• [Dataset]:
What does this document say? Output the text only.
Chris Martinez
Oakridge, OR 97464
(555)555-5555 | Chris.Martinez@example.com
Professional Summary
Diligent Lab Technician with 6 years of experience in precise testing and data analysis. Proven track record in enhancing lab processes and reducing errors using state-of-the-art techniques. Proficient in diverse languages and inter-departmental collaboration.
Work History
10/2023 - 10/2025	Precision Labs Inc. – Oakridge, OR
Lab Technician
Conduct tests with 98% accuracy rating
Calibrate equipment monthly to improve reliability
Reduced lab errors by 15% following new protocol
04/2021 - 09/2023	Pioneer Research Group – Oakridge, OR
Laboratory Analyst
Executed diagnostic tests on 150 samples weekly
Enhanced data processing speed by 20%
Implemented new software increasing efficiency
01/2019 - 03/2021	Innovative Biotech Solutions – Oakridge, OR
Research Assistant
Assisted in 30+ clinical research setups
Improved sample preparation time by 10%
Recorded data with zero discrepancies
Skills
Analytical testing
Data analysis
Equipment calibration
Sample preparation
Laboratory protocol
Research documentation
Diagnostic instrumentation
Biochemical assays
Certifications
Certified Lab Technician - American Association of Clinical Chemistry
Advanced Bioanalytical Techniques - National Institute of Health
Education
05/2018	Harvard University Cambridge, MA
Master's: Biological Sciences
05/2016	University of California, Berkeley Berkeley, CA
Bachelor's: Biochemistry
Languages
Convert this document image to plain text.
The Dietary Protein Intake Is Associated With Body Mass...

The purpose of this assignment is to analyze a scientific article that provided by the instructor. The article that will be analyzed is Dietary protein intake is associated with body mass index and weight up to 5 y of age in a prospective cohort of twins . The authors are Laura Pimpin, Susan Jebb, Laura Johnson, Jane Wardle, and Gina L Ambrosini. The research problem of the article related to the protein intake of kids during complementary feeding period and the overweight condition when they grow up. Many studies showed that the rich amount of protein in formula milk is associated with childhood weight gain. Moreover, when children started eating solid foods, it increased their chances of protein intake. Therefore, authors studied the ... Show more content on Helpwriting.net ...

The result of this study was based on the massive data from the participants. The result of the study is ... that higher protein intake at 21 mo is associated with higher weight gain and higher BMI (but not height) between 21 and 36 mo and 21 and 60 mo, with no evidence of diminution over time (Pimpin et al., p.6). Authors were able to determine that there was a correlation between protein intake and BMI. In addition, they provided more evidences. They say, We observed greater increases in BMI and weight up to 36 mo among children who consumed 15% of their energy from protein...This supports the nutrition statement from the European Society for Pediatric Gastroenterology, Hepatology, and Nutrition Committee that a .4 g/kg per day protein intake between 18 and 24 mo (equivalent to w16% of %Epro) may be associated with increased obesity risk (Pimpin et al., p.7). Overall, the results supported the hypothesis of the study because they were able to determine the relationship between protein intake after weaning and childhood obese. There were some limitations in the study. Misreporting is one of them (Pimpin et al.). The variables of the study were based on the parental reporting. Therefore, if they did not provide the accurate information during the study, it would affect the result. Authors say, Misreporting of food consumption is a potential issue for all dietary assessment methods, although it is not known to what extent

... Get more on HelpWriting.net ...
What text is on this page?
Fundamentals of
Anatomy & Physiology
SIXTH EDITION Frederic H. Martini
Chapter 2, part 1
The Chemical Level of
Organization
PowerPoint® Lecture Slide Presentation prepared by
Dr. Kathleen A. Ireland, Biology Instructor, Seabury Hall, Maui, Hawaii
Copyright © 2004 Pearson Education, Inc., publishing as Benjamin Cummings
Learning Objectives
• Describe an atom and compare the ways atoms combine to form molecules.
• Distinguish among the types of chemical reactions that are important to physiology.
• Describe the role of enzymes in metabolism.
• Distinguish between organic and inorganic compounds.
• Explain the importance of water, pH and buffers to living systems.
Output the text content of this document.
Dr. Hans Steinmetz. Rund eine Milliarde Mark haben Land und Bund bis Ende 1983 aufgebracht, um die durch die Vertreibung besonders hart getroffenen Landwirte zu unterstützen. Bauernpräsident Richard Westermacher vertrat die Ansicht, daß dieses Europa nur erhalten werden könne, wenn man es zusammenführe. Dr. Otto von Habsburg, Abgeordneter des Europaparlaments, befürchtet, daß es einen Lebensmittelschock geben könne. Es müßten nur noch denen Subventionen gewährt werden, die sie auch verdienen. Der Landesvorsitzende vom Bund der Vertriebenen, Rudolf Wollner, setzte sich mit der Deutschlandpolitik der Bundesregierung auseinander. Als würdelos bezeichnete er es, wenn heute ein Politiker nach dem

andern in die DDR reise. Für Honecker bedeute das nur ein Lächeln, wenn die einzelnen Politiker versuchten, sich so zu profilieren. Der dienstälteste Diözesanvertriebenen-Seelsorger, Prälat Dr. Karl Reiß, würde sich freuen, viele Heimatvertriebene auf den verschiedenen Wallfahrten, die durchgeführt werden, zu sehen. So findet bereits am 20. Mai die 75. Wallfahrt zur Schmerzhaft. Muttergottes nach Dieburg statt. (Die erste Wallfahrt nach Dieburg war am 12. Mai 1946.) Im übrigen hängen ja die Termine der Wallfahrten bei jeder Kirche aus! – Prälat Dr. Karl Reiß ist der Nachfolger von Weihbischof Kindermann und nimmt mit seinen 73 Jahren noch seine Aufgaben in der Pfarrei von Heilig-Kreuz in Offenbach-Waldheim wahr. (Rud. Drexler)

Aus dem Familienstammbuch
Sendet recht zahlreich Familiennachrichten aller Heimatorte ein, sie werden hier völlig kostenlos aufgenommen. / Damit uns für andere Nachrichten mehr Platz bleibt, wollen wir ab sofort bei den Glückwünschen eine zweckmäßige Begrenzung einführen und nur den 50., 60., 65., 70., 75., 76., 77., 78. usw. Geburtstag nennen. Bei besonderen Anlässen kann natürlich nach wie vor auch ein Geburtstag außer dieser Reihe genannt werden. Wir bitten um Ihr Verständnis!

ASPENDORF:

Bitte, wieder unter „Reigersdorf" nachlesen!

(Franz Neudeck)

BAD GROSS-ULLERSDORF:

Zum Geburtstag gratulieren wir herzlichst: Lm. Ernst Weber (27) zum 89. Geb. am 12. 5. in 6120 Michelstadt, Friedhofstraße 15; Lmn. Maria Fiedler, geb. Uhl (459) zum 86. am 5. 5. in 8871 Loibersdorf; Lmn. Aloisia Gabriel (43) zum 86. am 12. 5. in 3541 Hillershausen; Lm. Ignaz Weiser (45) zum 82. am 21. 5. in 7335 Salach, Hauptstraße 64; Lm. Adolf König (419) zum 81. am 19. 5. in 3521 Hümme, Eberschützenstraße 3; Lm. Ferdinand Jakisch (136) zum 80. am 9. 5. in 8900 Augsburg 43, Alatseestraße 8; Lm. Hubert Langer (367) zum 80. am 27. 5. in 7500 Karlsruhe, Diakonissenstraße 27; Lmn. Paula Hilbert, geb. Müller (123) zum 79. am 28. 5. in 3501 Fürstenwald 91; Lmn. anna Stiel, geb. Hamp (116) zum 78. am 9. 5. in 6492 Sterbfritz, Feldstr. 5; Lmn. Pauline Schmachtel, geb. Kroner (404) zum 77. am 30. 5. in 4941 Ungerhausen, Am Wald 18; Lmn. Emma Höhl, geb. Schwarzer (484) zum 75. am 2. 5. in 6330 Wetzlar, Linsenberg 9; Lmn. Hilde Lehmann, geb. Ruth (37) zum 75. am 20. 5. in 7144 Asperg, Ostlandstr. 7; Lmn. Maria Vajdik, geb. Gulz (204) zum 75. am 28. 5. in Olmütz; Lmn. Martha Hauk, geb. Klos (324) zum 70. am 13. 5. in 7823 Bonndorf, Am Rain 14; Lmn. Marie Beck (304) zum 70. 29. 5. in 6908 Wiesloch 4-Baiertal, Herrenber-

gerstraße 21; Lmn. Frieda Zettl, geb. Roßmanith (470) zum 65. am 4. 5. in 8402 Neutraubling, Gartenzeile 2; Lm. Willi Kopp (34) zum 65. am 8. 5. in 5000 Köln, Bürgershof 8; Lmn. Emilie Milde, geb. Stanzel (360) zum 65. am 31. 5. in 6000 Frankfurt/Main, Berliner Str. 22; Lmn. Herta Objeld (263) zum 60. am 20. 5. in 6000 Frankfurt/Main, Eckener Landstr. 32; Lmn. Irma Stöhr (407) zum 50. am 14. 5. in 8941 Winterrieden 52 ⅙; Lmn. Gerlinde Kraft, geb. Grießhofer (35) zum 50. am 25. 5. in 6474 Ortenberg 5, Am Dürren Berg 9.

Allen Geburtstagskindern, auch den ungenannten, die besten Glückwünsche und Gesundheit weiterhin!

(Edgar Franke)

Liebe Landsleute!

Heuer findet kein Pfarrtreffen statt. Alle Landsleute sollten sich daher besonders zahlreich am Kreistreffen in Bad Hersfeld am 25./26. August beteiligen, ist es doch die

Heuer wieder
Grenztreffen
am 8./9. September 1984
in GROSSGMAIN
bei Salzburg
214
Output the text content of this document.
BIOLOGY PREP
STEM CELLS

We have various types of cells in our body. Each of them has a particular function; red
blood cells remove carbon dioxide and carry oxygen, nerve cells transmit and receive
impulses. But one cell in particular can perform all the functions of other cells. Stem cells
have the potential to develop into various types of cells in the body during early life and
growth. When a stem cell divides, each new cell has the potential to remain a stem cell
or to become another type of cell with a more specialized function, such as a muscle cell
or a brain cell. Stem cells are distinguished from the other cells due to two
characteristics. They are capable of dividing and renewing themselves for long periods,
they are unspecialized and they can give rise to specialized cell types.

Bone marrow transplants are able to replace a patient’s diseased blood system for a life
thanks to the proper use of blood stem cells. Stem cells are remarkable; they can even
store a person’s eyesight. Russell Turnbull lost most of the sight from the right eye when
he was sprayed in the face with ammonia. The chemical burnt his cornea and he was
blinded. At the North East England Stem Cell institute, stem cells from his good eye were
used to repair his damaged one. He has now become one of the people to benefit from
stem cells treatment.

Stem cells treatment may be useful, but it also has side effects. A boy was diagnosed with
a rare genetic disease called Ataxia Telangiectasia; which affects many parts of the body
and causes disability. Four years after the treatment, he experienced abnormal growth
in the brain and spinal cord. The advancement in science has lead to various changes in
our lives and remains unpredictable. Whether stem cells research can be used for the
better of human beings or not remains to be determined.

• [Prompt]: Show all lines from the records above where the word "wieder" occurs.

• [Task result]:
Bitte, wieder unter „Reigersdorf" nachlesen!
Heuer wieder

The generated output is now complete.